◆ EXERCISE DIRECTIONS
Sift the listing for lines that hold the string "挽救生命" and pull them out.

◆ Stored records
+++
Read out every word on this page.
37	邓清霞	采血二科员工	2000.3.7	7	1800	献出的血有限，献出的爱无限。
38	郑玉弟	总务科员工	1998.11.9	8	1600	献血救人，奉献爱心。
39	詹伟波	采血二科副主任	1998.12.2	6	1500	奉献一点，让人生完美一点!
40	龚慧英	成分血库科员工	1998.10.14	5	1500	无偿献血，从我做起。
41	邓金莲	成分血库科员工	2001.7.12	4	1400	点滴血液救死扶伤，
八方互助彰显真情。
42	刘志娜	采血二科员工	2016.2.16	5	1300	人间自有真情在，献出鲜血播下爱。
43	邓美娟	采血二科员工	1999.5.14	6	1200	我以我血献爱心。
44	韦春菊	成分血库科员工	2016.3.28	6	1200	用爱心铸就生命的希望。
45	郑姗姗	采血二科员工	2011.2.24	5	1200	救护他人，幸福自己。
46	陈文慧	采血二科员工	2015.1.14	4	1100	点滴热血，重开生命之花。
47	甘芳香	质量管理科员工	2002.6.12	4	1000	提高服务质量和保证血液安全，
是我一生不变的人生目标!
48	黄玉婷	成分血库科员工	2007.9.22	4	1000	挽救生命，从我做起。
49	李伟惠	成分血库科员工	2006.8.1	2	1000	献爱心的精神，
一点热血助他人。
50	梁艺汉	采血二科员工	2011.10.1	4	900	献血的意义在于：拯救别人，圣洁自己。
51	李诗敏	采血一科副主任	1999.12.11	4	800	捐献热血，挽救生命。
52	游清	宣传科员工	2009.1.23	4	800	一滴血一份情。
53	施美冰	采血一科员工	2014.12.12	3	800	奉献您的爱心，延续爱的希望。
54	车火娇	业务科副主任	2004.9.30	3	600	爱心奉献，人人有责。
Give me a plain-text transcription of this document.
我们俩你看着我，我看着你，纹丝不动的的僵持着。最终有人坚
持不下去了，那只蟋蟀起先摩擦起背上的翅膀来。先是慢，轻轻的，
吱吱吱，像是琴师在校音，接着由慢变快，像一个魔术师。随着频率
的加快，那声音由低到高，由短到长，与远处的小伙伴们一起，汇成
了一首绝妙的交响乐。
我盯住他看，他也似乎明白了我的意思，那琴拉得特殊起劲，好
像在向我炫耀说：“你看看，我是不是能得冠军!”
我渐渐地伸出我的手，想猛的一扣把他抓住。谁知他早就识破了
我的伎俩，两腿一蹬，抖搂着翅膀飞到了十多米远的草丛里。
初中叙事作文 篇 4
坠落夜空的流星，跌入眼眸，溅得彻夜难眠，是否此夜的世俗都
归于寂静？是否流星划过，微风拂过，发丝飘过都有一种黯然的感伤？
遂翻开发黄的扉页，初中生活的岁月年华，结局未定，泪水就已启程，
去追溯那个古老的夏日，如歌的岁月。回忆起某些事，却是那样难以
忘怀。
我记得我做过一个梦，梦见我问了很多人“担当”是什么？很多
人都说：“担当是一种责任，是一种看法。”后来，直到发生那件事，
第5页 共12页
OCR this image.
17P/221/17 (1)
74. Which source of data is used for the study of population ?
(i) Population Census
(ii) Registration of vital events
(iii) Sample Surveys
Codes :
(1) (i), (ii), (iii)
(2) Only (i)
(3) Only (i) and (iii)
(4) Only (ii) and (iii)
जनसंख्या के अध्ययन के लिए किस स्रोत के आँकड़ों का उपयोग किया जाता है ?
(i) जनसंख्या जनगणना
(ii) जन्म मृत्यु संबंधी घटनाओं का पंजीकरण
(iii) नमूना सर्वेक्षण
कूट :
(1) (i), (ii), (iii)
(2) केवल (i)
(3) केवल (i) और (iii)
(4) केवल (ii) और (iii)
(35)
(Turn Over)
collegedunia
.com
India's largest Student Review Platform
+++
◆ FINISHED EXERCISE
48	黄玉婷	成分血库科员工	2007.9.22	4	1000	挽救生命，从我做起。
51	李诗敏	采血一科副主任	1999.12.11	4	800	捐献热血，挽救生命。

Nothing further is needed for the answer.